• [Exercise requirements]: Extract every line below, verbatim.

• [Items]:
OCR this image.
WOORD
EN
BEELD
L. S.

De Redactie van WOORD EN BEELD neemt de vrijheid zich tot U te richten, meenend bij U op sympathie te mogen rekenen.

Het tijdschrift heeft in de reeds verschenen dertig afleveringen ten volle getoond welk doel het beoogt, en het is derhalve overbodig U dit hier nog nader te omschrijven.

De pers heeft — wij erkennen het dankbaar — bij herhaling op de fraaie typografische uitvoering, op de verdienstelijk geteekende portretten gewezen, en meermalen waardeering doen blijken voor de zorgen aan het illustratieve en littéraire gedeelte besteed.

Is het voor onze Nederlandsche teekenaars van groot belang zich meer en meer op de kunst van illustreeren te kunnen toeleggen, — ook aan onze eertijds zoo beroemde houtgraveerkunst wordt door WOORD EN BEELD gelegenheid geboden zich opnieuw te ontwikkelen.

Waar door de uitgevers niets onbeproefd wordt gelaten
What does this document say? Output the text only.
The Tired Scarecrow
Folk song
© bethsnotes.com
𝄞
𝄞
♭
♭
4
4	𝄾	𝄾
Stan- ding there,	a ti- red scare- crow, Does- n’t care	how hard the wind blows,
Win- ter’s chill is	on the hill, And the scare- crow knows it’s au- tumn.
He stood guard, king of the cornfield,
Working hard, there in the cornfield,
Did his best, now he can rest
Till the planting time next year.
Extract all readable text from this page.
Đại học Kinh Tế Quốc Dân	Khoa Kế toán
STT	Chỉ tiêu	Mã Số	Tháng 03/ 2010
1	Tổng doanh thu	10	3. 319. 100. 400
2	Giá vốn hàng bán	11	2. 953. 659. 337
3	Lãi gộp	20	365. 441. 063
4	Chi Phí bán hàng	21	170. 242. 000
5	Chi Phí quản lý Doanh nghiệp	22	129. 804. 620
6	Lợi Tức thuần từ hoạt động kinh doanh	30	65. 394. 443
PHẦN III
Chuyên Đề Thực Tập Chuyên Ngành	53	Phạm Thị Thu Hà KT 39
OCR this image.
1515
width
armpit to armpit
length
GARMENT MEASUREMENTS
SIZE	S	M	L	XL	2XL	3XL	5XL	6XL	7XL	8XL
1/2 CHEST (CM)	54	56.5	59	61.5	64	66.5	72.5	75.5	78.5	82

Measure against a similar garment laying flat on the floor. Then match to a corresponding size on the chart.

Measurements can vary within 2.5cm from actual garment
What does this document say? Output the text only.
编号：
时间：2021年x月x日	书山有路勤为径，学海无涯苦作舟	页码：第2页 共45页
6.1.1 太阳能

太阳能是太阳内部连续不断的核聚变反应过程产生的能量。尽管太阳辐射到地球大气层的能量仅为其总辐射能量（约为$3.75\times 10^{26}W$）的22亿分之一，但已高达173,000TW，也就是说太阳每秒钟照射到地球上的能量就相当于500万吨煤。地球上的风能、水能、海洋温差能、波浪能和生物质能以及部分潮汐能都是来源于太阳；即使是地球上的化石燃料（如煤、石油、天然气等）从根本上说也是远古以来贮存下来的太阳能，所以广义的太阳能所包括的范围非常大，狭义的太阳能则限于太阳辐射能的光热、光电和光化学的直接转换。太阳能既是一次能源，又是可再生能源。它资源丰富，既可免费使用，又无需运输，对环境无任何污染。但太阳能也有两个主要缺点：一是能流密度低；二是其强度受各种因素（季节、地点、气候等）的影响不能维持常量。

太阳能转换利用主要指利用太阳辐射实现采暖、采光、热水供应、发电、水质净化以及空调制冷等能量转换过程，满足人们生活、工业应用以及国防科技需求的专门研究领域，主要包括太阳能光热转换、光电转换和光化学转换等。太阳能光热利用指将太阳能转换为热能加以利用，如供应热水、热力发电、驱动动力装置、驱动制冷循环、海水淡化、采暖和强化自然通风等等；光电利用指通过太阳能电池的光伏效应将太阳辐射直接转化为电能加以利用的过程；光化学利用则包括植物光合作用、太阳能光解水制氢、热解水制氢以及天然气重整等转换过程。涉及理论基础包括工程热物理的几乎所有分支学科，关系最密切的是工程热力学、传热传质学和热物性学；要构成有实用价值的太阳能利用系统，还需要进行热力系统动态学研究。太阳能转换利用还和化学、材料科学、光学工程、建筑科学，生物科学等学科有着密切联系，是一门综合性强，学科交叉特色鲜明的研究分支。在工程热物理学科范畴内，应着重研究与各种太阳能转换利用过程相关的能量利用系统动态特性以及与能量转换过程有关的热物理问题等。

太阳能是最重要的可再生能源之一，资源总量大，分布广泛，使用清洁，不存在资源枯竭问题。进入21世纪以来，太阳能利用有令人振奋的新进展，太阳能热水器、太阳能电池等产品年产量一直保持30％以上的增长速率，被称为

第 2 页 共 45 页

• [Complete answer]:
OCR this image.
WOORD
EN
BEELD
L. S.

De Redactie van WOORD EN BEELD neemt de vrijheid zich tot U te richten, meenend bij U op sympathie te mogen rekenen.

Het tijdschrift heeft in de reeds verschenen dertig afleveringen ten volle getoond welk doel het beoogt, en het is derhalve overbodig U dit hier nog nader te omschrijven.

De pers heeft — wij erkennen het dankbaar — bij herhaling op de fraaie typografische uitvoering, op de verdienstelijk geteekende portretten gewezen, en meermalen waardeering doen blijken voor de zorgen aan het illustratieve en littéraire gedeelte besteed.

Is het voor onze Nederlandsche teekenaars van groot belang zich meer en meer op de kunst van illustreeren te kunnen toeleggen, — ook aan onze eertijds zoo beroemde houtgraveerkunst wordt door WOORD EN BEELD gelegenheid geboden zich opnieuw te ontwikkelen.

Waar door de uitgevers niets onbeproefd wordt gelaten
What does this document say? Output the text only.
The Tired Scarecrow
Folk song
© bethsnotes.com
𝄞
𝄞
♭
♭
4
4	𝄾	𝄾
Stan- ding there,	a ti- red scare- crow, Does- n’t care	how hard the wind blows,
Win- ter’s chill is	on the hill, And the scare- crow knows it’s au- tumn.
He stood guard, king of the cornfield,
Working hard, there in the cornfield,
Did his best, now he can rest
Till the planting time next year.
Extract all readable text from this page.
Đại học Kinh Tế Quốc Dân	Khoa Kế toán
STT	Chỉ tiêu	Mã Số	Tháng 03/ 2010
1	Tổng doanh thu	10	3. 319. 100. 400
2	Giá vốn hàng bán	11	2. 953. 659. 337
3	Lãi gộp	20	365. 441. 063
4	Chi Phí bán hàng	21	170. 242. 000
5	Chi Phí quản lý Doanh nghiệp	22	129. 804. 620
6	Lợi Tức thuần từ hoạt động kinh doanh	30	65. 394. 443
PHẦN III
Chuyên Đề Thực Tập Chuyên Ngành	53	Phạm Thị Thu Hà KT 39
OCR this image.
1515
width
armpit to armpit
length
GARMENT MEASUREMENTS
SIZE	S	M	L	XL	2XL	3XL	5XL	6XL	7XL	8XL
1/2 CHEST (CM)	54	56.5	59	61.5	64	66.5	72.5	75.5	78.5	82

Measure against a similar garment laying flat on the floor. Then match to a corresponding size on the chart.

Measurements can vary within 2.5cm from actual garment
What does this document say? Output the text only.
编号：
时间：2021年x月x日	书山有路勤为径，学海无涯苦作舟	页码：第2页 共45页
6.1.1 太阳能

太阳能是太阳内部连续不断的核聚变反应过程产生的能量。尽管太阳辐射到地球大气层的能量仅为其总辐射能量（约为$3.75\times 10^{26}W$）的22亿分之一，但已高达173,000TW，也就是说太阳每秒钟照射到地球上的能量就相当于500万吨煤。地球上的风能、水能、海洋温差能、波浪能和生物质能以及部分潮汐能都是来源于太阳；即使是地球上的化石燃料（如煤、石油、天然气等）从根本上说也是远古以来贮存下来的太阳能，所以广义的太阳能所包括的范围非常大，狭义的太阳能则限于太阳辐射能的光热、光电和光化学的直接转换。太阳能既是一次能源，又是可再生能源。它资源丰富，既可免费使用，又无需运输，对环境无任何污染。但太阳能也有两个主要缺点：一是能流密度低；二是其强度受各种因素（季节、地点、气候等）的影响不能维持常量。

太阳能转换利用主要指利用太阳辐射实现采暖、采光、热水供应、发电、水质净化以及空调制冷等能量转换过程，满足人们生活、工业应用以及国防科技需求的专门研究领域，主要包括太阳能光热转换、光电转换和光化学转换等。太阳能光热利用指将太阳能转换为热能加以利用，如供应热水、热力发电、驱动动力装置、驱动制冷循环、海水淡化、采暖和强化自然通风等等；光电利用指通过太阳能电池的光伏效应将太阳辐射直接转化为电能加以利用的过程；光化学利用则包括植物光合作用、太阳能光解水制氢、热解水制氢以及天然气重整等转换过程。涉及理论基础包括工程热物理的几乎所有分支学科，关系最密切的是工程热力学、传热传质学和热物性学；要构成有实用价值的太阳能利用系统，还需要进行热力系统动态学研究。太阳能转换利用还和化学、材料科学、光学工程、建筑科学，生物科学等学科有着密切联系，是一门综合性强，学科交叉特色鲜明的研究分支。在工程热物理学科范畴内，应着重研究与各种太阳能转换利用过程相关的能量利用系统动态特性以及与能量转换过程有关的热物理问题等。

太阳能是最重要的可再生能源之一，资源总量大，分布广泛，使用清洁，不存在资源枯竭问题。进入21世纪以来，太阳能利用有令人振奋的新进展，太阳能热水器、太阳能电池等产品年产量一直保持30％以上的增长速率，被称为

第 2 页 共 45 页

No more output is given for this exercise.